Collection entries
┌──
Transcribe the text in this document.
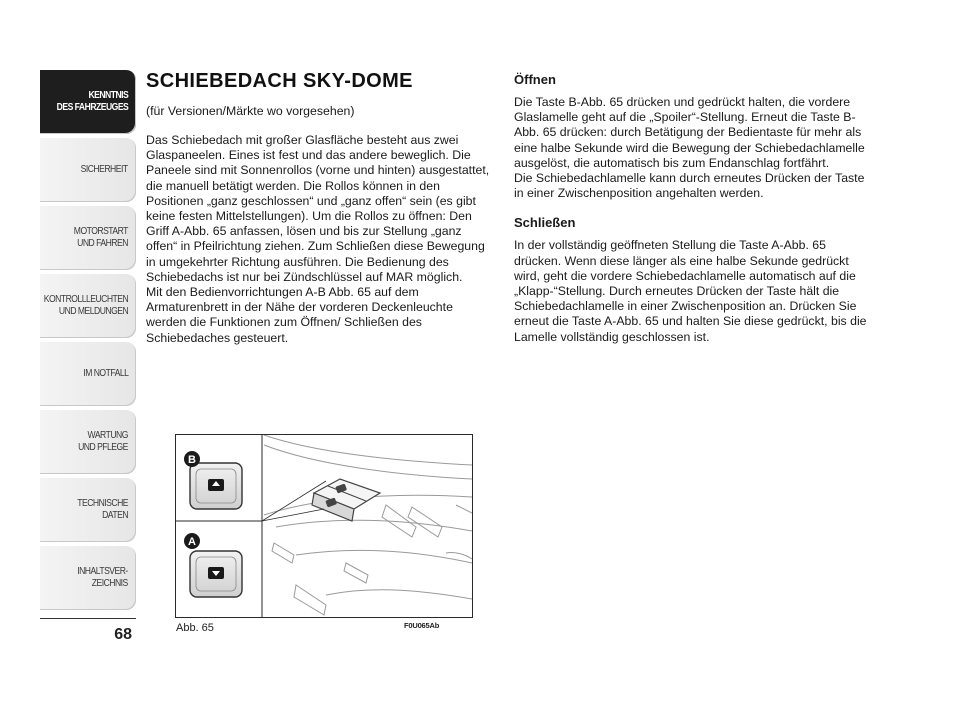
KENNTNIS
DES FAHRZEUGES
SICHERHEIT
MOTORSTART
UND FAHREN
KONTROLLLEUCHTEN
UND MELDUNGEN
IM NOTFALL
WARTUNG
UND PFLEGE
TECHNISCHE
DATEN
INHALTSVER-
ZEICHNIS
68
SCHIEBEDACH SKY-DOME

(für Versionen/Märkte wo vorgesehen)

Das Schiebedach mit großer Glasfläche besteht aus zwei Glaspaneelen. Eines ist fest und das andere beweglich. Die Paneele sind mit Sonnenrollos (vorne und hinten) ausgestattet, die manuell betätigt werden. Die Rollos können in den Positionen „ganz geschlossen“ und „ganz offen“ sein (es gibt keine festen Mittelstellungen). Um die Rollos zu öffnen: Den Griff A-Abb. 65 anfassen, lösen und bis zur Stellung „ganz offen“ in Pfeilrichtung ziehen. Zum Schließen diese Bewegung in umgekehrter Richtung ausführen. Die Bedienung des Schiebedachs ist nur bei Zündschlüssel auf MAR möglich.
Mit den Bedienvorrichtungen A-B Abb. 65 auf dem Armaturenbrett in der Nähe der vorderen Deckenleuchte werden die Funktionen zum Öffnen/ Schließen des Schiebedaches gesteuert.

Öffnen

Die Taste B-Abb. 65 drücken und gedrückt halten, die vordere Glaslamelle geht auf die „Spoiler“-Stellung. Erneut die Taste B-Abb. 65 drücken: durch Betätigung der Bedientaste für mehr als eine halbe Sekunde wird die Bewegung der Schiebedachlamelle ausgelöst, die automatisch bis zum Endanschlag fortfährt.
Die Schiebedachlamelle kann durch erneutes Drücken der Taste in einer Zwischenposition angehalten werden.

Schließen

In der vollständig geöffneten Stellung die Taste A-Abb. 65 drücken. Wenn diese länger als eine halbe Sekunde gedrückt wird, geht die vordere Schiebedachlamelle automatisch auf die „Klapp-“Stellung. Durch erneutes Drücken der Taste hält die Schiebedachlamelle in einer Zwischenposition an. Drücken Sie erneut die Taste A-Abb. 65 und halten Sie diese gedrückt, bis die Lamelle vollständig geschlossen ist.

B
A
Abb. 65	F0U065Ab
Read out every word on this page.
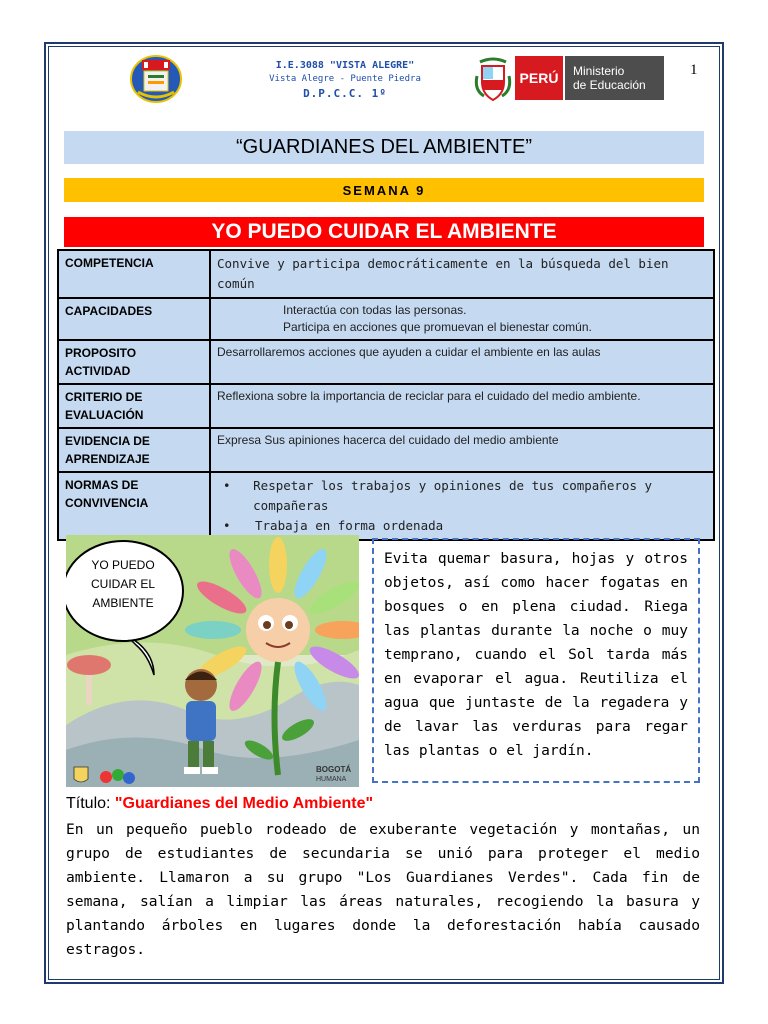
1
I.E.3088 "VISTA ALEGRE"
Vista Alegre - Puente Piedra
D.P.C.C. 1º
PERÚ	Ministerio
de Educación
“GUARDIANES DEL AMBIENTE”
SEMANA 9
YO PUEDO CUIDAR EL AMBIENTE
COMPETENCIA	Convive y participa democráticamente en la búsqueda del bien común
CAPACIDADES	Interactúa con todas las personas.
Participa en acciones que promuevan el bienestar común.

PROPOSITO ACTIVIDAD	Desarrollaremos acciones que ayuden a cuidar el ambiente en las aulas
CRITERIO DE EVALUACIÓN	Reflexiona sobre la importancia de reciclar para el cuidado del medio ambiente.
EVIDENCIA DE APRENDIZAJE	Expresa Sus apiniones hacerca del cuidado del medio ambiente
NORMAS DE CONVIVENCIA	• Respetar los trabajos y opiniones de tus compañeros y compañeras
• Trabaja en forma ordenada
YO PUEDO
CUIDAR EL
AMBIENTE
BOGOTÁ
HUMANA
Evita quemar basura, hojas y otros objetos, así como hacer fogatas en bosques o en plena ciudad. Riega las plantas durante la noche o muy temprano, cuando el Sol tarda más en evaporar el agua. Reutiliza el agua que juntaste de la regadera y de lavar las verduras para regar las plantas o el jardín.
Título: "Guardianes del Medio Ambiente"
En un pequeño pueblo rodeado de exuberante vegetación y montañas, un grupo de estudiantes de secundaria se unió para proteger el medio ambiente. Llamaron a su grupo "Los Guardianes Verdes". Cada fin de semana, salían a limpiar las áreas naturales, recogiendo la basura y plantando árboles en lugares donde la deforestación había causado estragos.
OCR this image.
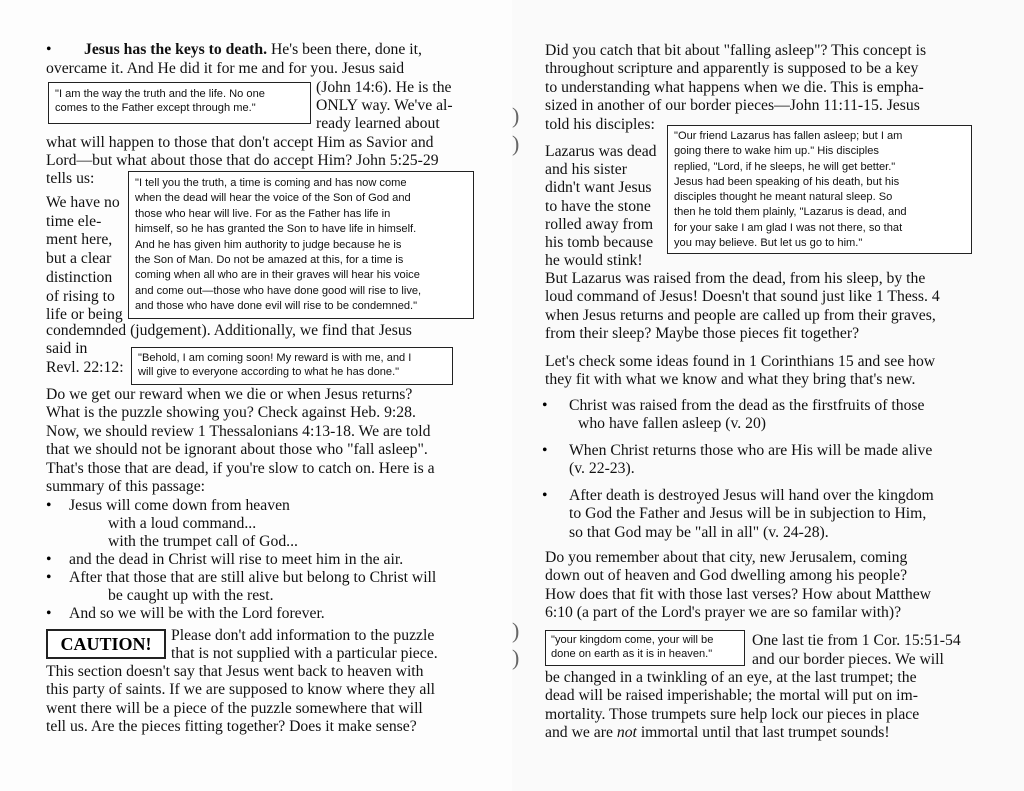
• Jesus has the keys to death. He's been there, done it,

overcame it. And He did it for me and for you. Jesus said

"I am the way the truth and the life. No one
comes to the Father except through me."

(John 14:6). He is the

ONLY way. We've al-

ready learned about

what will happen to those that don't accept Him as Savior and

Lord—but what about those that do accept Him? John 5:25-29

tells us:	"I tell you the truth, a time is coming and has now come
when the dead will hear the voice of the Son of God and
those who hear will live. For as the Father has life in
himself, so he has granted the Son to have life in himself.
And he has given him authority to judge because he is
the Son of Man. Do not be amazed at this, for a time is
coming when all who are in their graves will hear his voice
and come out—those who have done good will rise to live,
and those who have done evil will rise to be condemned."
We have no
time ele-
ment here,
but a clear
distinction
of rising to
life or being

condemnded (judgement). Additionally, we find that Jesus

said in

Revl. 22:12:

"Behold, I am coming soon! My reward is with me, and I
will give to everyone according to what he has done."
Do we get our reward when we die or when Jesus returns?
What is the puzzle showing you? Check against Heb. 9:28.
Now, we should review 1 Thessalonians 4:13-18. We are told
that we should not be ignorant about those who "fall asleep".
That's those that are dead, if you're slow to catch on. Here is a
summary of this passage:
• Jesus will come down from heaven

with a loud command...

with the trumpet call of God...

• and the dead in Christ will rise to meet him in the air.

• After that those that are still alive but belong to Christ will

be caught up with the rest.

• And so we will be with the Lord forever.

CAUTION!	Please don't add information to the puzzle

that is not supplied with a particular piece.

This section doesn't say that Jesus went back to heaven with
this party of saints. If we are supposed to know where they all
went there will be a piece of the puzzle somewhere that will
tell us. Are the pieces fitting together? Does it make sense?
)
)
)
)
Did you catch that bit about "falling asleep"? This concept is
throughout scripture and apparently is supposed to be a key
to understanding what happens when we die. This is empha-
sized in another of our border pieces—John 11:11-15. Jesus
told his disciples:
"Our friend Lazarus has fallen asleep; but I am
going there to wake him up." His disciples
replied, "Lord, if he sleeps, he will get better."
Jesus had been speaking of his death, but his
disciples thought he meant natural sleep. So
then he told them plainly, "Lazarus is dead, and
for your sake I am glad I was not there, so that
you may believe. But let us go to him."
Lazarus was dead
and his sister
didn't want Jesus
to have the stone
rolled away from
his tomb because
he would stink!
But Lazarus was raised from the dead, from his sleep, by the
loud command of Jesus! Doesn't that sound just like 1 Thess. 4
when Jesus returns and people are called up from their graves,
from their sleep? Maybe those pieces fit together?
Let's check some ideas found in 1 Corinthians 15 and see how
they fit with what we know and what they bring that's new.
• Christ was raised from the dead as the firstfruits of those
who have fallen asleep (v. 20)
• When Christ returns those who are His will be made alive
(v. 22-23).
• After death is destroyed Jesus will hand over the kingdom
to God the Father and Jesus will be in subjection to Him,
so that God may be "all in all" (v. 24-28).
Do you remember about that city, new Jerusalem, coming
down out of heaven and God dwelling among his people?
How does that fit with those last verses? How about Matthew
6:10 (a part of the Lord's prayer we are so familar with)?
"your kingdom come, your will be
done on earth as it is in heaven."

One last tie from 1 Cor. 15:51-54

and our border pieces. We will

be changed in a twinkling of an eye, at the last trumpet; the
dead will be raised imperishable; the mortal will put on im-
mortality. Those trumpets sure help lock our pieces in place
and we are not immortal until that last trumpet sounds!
└──
_Your goal_
Exclude the pictures and transcribe all of the entries exactly.

_Response to this exercise_
Transcribe the text in this document.
KENNTNIS
DES FAHRZEUGES
SICHERHEIT
MOTORSTART
UND FAHREN
KONTROLLLEUCHTEN
UND MELDUNGEN
IM NOTFALL
WARTUNG
UND PFLEGE
TECHNISCHE
DATEN
INHALTSVER-
ZEICHNIS
68
SCHIEBEDACH SKY-DOME

(für Versionen/Märkte wo vorgesehen)

Das Schiebedach mit großer Glasfläche besteht aus zwei Glaspaneelen. Eines ist fest und das andere beweglich. Die Paneele sind mit Sonnenrollos (vorne und hinten) ausgestattet, die manuell betätigt werden. Die Rollos können in den Positionen „ganz geschlossen“ und „ganz offen“ sein (es gibt keine festen Mittelstellungen). Um die Rollos zu öffnen: Den Griff A-Abb. 65 anfassen, lösen und bis zur Stellung „ganz offen“ in Pfeilrichtung ziehen. Zum Schließen diese Bewegung in umgekehrter Richtung ausführen. Die Bedienung des Schiebedachs ist nur bei Zündschlüssel auf MAR möglich.
Mit den Bedienvorrichtungen A-B Abb. 65 auf dem Armaturenbrett in der Nähe der vorderen Deckenleuchte werden die Funktionen zum Öffnen/ Schließen des Schiebedaches gesteuert.

Öffnen

Die Taste B-Abb. 65 drücken und gedrückt halten, die vordere Glaslamelle geht auf die „Spoiler“-Stellung. Erneut die Taste B-Abb. 65 drücken: durch Betätigung der Bedientaste für mehr als eine halbe Sekunde wird die Bewegung der Schiebedachlamelle ausgelöst, die automatisch bis zum Endanschlag fortfährt.
Die Schiebedachlamelle kann durch erneutes Drücken der Taste in einer Zwischenposition angehalten werden.

Schließen

In der vollständig geöffneten Stellung die Taste A-Abb. 65 drücken. Wenn diese länger als eine halbe Sekunde gedrückt wird, geht die vordere Schiebedachlamelle automatisch auf die „Klapp-“Stellung. Durch erneutes Drücken der Taste hält die Schiebedachlamelle in einer Zwischenposition an. Drücken Sie erneut die Taste A-Abb. 65 und halten Sie diese gedrückt, bis die Lamelle vollständig geschlossen ist.

B
A
Abb. 65	F0U065Ab
Read out every word on this page.
1
I.E.3088 "VISTA ALEGRE"
Vista Alegre - Puente Piedra
D.P.C.C. 1º
PERÚ	Ministerio
de Educación
“GUARDIANES DEL AMBIENTE”
SEMANA 9
YO PUEDO CUIDAR EL AMBIENTE
COMPETENCIA	Convive y participa democráticamente en la búsqueda del bien común
CAPACIDADES	Interactúa con todas las personas.
Participa en acciones que promuevan el bienestar común.

PROPOSITO ACTIVIDAD	Desarrollaremos acciones que ayuden a cuidar el ambiente en las aulas
CRITERIO DE EVALUACIÓN	Reflexiona sobre la importancia de reciclar para el cuidado del medio ambiente.
EVIDENCIA DE APRENDIZAJE	Expresa Sus apiniones hacerca del cuidado del medio ambiente
NORMAS DE CONVIVENCIA	• Respetar los trabajos y opiniones de tus compañeros y compañeras
• Trabaja en forma ordenada
YO PUEDO
CUIDAR EL
AMBIENTE
BOGOTÁ
HUMANA
Evita quemar basura, hojas y otros objetos, así como hacer fogatas en bosques o en plena ciudad. Riega las plantas durante la noche o muy temprano, cuando el Sol tarda más en evaporar el agua. Reutiliza el agua que juntaste de la regadera y de lavar las verduras para regar las plantas o el jardín.
Título: "Guardianes del Medio Ambiente"
En un pequeño pueblo rodeado de exuberante vegetación y montañas, un grupo de estudiantes de secundaria se unió para proteger el medio ambiente. Llamaron a su grupo "Los Guardianes Verdes". Cada fin de semana, salían a limpiar las áreas naturales, recogiendo la basura y plantando árboles en lugares donde la deforestación había causado estragos.
OCR this image.
• Jesus has the keys to death. He's been there, done it,

overcame it. And He did it for me and for you. Jesus said

"I am the way the truth and the life. No one
comes to the Father except through me."

(John 14:6). He is the

ONLY way. We've al-

ready learned about

what will happen to those that don't accept Him as Savior and

Lord—but what about those that do accept Him? John 5:25-29

tells us:	"I tell you the truth, a time is coming and has now come
when the dead will hear the voice of the Son of God and
those who hear will live. For as the Father has life in
himself, so he has granted the Son to have life in himself.
And he has given him authority to judge because he is
the Son of Man. Do not be amazed at this, for a time is
coming when all who are in their graves will hear his voice
and come out—those who have done good will rise to live,
and those who have done evil will rise to be condemned."
We have no
time ele-
ment here,
but a clear
distinction
of rising to
life or being

condemnded (judgement). Additionally, we find that Jesus

said in

Revl. 22:12:

"Behold, I am coming soon! My reward is with me, and I
will give to everyone according to what he has done."
Do we get our reward when we die or when Jesus returns?
What is the puzzle showing you? Check against Heb. 9:28.
Now, we should review 1 Thessalonians 4:13-18. We are told
that we should not be ignorant about those who "fall asleep".
That's those that are dead, if you're slow to catch on. Here is a
summary of this passage:
• Jesus will come down from heaven

with a loud command...

with the trumpet call of God...

• and the dead in Christ will rise to meet him in the air.

• After that those that are still alive but belong to Christ will

be caught up with the rest.

• And so we will be with the Lord forever.

CAUTION!	Please don't add information to the puzzle

that is not supplied with a particular piece.

This section doesn't say that Jesus went back to heaven with
this party of saints. If we are supposed to know where they all
went there will be a piece of the puzzle somewhere that will
tell us. Are the pieces fitting together? Does it make sense?
)
)
)
)
Did you catch that bit about "falling asleep"? This concept is
throughout scripture and apparently is supposed to be a key
to understanding what happens when we die. This is empha-
sized in another of our border pieces—John 11:11-15. Jesus
told his disciples:
"Our friend Lazarus has fallen asleep; but I am
going there to wake him up." His disciples
replied, "Lord, if he sleeps, he will get better."
Jesus had been speaking of his death, but his
disciples thought he meant natural sleep. So
then he told them plainly, "Lazarus is dead, and
for your sake I am glad I was not there, so that
you may believe. But let us go to him."
Lazarus was dead
and his sister
didn't want Jesus
to have the stone
rolled away from
his tomb because
he would stink!
But Lazarus was raised from the dead, from his sleep, by the
loud command of Jesus! Doesn't that sound just like 1 Thess. 4
when Jesus returns and people are called up from their graves,
from their sleep? Maybe those pieces fit together?
Let's check some ideas found in 1 Corinthians 15 and see how
they fit with what we know and what they bring that's new.
• Christ was raised from the dead as the firstfruits of those
who have fallen asleep (v. 20)
• When Christ returns those who are His will be made alive
(v. 22-23).
• After death is destroyed Jesus will hand over the kingdom
to God the Father and Jesus will be in subjection to Him,
so that God may be "all in all" (v. 24-28).
Do you remember about that city, new Jerusalem, coming
down out of heaven and God dwelling among his people?
How does that fit with those last verses? How about Matthew
6:10 (a part of the Lord's prayer we are so familar with)?
"your kingdom come, your will be
done on earth as it is in heaven."

One last tie from 1 Cor. 15:51-54

and our border pieces. We will

be changed in a twinkling of an eye, at the last trumpet; the
dead will be raised imperishable; the mortal will put on im-
mortality. Those trumpets sure help lock our pieces in place
and we are not immortal until that last trumpet sounds!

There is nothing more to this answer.